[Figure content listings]
## start

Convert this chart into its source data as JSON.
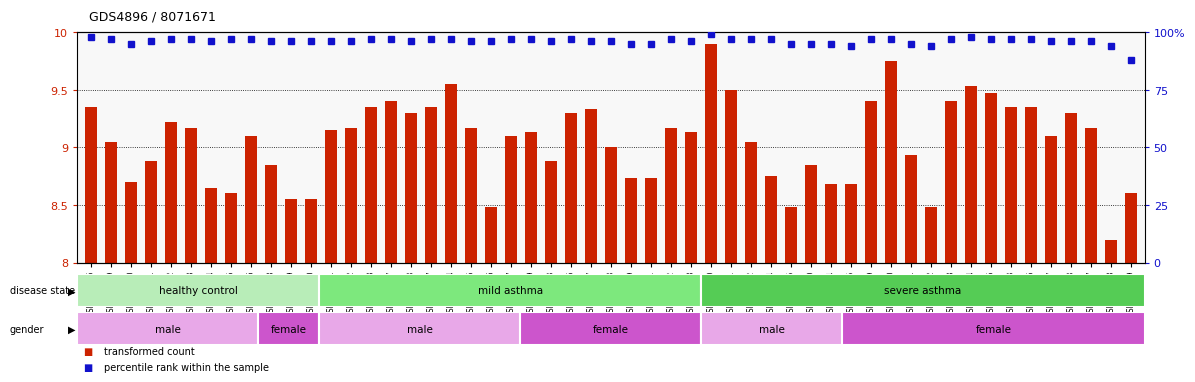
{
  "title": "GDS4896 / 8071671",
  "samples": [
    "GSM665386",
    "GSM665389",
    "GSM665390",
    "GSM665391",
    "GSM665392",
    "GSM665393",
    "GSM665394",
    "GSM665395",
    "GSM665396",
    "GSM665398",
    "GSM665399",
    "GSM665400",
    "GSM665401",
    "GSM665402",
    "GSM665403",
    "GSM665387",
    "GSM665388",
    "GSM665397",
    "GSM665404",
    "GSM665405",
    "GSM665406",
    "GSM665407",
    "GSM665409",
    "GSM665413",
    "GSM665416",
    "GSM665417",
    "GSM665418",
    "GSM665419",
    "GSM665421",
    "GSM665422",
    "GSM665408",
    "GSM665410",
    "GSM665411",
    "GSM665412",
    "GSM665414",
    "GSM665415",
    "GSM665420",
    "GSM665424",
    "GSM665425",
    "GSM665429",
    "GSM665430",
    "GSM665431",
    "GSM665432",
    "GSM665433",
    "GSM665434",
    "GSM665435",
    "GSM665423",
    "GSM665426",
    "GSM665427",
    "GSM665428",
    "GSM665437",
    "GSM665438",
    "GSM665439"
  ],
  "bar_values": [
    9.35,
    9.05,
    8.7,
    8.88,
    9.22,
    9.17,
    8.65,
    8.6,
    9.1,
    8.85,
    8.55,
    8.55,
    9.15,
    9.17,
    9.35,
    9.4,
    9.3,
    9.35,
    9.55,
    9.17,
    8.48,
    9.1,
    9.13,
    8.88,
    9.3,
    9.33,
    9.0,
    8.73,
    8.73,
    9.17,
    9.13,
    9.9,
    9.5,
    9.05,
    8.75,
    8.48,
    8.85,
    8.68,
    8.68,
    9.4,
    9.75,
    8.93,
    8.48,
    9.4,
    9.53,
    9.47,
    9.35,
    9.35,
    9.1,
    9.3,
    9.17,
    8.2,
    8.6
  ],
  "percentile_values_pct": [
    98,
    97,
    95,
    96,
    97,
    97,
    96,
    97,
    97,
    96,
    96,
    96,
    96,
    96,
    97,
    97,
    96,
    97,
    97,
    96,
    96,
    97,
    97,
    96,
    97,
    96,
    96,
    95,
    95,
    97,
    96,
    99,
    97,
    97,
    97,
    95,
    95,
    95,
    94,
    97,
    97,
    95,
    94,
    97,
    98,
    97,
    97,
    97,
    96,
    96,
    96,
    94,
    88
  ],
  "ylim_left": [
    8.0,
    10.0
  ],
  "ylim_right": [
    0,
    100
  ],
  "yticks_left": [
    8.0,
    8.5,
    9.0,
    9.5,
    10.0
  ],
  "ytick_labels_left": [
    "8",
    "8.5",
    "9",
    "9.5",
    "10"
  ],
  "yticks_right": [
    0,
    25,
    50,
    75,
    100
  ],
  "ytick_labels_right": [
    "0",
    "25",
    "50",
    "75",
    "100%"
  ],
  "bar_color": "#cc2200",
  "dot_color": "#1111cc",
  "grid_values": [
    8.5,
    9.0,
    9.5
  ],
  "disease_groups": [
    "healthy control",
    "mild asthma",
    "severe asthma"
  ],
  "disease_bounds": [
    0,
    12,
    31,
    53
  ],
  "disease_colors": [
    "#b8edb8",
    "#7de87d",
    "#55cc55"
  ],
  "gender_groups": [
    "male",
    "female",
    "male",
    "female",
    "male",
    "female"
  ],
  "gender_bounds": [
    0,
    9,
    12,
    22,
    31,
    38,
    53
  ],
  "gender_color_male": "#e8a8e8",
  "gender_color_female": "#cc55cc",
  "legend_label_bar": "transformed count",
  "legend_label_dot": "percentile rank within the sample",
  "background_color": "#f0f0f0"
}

## end

__Set exercise__:
The records above must be transcribed exactly. Pictures are left out of the copy.

__Answer below__:
Convert this chart into its source data as JSON.
{
  "title": "GDS4896 / 8071671",
  "samples": [
    "GSM665386",
    "GSM665389",
    "GSM665390",
    "GSM665391",
    "GSM665392",
    "GSM665393",
    "GSM665394",
    "GSM665395",
    "GSM665396",
    "GSM665398",
    "GSM665399",
    "GSM665400",
    "GSM665401",
    "GSM665402",
    "GSM665403",
    "GSM665387",
    "GSM665388",
    "GSM665397",
    "GSM665404",
    "GSM665405",
    "GSM665406",
    "GSM665407",
    "GSM665409",
    "GSM665413",
    "GSM665416",
    "GSM665417",
    "GSM665418",
    "GSM665419",
    "GSM665421",
    "GSM665422",
    "GSM665408",
    "GSM665410",
    "GSM665411",
    "GSM665412",
    "GSM665414",
    "GSM665415",
    "GSM665420",
    "GSM665424",
    "GSM665425",
    "GSM665429",
    "GSM665430",
    "GSM665431",
    "GSM665432",
    "GSM665433",
    "GSM665434",
    "GSM665435",
    "GSM665423",
    "GSM665426",
    "GSM665427",
    "GSM665428",
    "GSM665437",
    "GSM665438",
    "GSM665439"
  ],
  "bar_values": [
    9.35,
    9.05,
    8.7,
    8.88,
    9.22,
    9.17,
    8.65,
    8.6,
    9.1,
    8.85,
    8.55,
    8.55,
    9.15,
    9.17,
    9.35,
    9.4,
    9.3,
    9.35,
    9.55,
    9.17,
    8.48,
    9.1,
    9.13,
    8.88,
    9.3,
    9.33,
    9.0,
    8.73,
    8.73,
    9.17,
    9.13,
    9.9,
    9.5,
    9.05,
    8.75,
    8.48,
    8.85,
    8.68,
    8.68,
    9.4,
    9.75,
    8.93,
    8.48,
    9.4,
    9.53,
    9.47,
    9.35,
    9.35,
    9.1,
    9.3,
    9.17,
    8.2,
    8.6
  ],
  "percentile_values_pct": [
    98,
    97,
    95,
    96,
    97,
    97,
    96,
    97,
    97,
    96,
    96,
    96,
    96,
    96,
    97,
    97,
    96,
    97,
    97,
    96,
    96,
    97,
    97,
    96,
    97,
    96,
    96,
    95,
    95,
    97,
    96,
    99,
    97,
    97,
    97,
    95,
    95,
    95,
    94,
    97,
    97,
    95,
    94,
    97,
    98,
    97,
    97,
    97,
    96,
    96,
    96,
    94,
    88
  ],
  "ylim_left": [
    8.0,
    10.0
  ],
  "ylim_right": [
    0,
    100
  ],
  "yticks_left": [
    8.0,
    8.5,
    9.0,
    9.5,
    10.0
  ],
  "ytick_labels_left": [
    "8",
    "8.5",
    "9",
    "9.5",
    "10"
  ],
  "yticks_right": [
    0,
    25,
    50,
    75,
    100
  ],
  "ytick_labels_right": [
    "0",
    "25",
    "50",
    "75",
    "100%"
  ],
  "bar_color": "#cc2200",
  "dot_color": "#1111cc",
  "grid_values": [
    8.5,
    9.0,
    9.5
  ],
  "disease_groups": [
    "healthy control",
    "mild asthma",
    "severe asthma"
  ],
  "disease_bounds": [
    0,
    12,
    31,
    53
  ],
  "disease_colors": [
    "#b8edb8",
    "#7de87d",
    "#55cc55"
  ],
  "gender_groups": [
    "male",
    "female",
    "male",
    "female",
    "male",
    "female"
  ],
  "gender_bounds": [
    0,
    9,
    12,
    22,
    31,
    38,
    53
  ],
  "gender_color_male": "#e8a8e8",
  "gender_color_female": "#cc55cc",
  "legend_label_bar": "transformed count",
  "legend_label_dot": "percentile rank within the sample",
  "background_color": "#f0f0f0"
}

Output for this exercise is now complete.